### Provided material
• • • •

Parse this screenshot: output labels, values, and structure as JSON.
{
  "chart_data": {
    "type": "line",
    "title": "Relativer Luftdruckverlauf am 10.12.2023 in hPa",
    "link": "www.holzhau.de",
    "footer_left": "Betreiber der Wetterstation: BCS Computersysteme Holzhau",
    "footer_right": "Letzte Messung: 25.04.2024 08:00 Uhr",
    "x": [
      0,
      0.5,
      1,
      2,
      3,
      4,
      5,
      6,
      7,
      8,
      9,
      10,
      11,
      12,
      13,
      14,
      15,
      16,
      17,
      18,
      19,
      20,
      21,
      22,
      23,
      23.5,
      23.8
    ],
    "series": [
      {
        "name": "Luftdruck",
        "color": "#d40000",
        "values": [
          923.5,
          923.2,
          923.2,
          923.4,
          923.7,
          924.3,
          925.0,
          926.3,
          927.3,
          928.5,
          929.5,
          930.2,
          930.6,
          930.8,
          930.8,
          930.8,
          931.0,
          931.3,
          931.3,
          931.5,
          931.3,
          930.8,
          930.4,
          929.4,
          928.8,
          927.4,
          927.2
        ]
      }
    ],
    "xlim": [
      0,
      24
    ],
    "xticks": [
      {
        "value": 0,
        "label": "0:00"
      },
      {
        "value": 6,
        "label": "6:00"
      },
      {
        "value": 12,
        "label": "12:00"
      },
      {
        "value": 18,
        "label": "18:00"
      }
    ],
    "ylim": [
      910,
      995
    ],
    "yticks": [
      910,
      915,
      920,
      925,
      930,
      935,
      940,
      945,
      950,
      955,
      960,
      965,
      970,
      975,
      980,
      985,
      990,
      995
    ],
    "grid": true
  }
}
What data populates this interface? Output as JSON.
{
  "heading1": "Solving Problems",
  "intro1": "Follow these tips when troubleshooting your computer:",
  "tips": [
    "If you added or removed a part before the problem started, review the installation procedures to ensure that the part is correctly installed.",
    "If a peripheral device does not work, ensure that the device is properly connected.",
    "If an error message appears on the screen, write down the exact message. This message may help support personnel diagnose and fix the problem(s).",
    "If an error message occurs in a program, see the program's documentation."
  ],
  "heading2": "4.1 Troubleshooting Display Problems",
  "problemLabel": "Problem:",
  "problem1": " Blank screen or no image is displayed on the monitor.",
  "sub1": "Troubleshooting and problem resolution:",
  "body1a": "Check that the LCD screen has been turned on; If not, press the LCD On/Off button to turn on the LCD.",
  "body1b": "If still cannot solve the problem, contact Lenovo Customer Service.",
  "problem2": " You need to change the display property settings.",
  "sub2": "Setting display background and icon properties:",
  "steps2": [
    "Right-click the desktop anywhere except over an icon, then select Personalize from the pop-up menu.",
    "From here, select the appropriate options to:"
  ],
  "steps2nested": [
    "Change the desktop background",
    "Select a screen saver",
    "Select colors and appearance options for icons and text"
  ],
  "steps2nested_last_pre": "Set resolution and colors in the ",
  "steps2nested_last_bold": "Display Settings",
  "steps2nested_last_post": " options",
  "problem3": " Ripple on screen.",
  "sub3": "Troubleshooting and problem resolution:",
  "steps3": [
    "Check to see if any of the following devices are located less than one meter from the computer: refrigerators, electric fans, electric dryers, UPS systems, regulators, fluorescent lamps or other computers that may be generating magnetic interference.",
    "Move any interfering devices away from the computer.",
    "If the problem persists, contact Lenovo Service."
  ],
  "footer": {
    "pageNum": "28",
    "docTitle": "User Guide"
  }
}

• • • •

### Given exercise
Please quote the data above in full, with no line missing.

### Worked solution
Parse this screenshot: output labels, values, and structure as JSON.
{
  "chart_data": {
    "type": "line",
    "title": "Relativer Luftdruckverlauf am 10.12.2023 in hPa",
    "link": "www.holzhau.de",
    "footer_left": "Betreiber der Wetterstation: BCS Computersysteme Holzhau",
    "footer_right": "Letzte Messung: 25.04.2024 08:00 Uhr",
    "x": [
      0,
      0.5,
      1,
      2,
      3,
      4,
      5,
      6,
      7,
      8,
      9,
      10,
      11,
      12,
      13,
      14,
      15,
      16,
      17,
      18,
      19,
      20,
      21,
      22,
      23,
      23.5,
      23.8
    ],
    "series": [
      {
        "name": "Luftdruck",
        "color": "#d40000",
        "values": [
          923.5,
          923.2,
          923.2,
          923.4,
          923.7,
          924.3,
          925.0,
          926.3,
          927.3,
          928.5,
          929.5,
          930.2,
          930.6,
          930.8,
          930.8,
          930.8,
          931.0,
          931.3,
          931.3,
          931.5,
          931.3,
          930.8,
          930.4,
          929.4,
          928.8,
          927.4,
          927.2
        ]
      }
    ],
    "xlim": [
      0,
      24
    ],
    "xticks": [
      {
        "value": 0,
        "label": "0:00"
      },
      {
        "value": 6,
        "label": "6:00"
      },
      {
        "value": 12,
        "label": "12:00"
      },
      {
        "value": 18,
        "label": "18:00"
      }
    ],
    "ylim": [
      910,
      995
    ],
    "yticks": [
      910,
      915,
      920,
      925,
      930,
      935,
      940,
      945,
      950,
      955,
      960,
      965,
      970,
      975,
      980,
      985,
      990,
      995
    ],
    "grid": true
  }
}
What data populates this interface? Output as JSON.
{
  "heading1": "Solving Problems",
  "intro1": "Follow these tips when troubleshooting your computer:",
  "tips": [
    "If you added or removed a part before the problem started, review the installation procedures to ensure that the part is correctly installed.",
    "If a peripheral device does not work, ensure that the device is properly connected.",
    "If an error message appears on the screen, write down the exact message. This message may help support personnel diagnose and fix the problem(s).",
    "If an error message occurs in a program, see the program's documentation."
  ],
  "heading2": "4.1 Troubleshooting Display Problems",
  "problemLabel": "Problem:",
  "problem1": " Blank screen or no image is displayed on the monitor.",
  "sub1": "Troubleshooting and problem resolution:",
  "body1a": "Check that the LCD screen has been turned on; If not, press the LCD On/Off button to turn on the LCD.",
  "body1b": "If still cannot solve the problem, contact Lenovo Customer Service.",
  "problem2": " You need to change the display property settings.",
  "sub2": "Setting display background and icon properties:",
  "steps2": [
    "Right-click the desktop anywhere except over an icon, then select Personalize from the pop-up menu.",
    "From here, select the appropriate options to:"
  ],
  "steps2nested": [
    "Change the desktop background",
    "Select a screen saver",
    "Select colors and appearance options for icons and text"
  ],
  "steps2nested_last_pre": "Set resolution and colors in the ",
  "steps2nested_last_bold": "Display Settings",
  "steps2nested_last_post": " options",
  "problem3": " Ripple on screen.",
  "sub3": "Troubleshooting and problem resolution:",
  "steps3": [
    "Check to see if any of the following devices are located less than one meter from the computer: refrigerators, electric fans, electric dryers, UPS systems, regulators, fluorescent lamps or other computers that may be generating magnetic interference.",
    "Move any interfering devices away from the computer.",
    "If the problem persists, contact Lenovo Service."
  ],
  "footer": {
    "pageNum": "28",
    "docTitle": "User Guide"
  }
}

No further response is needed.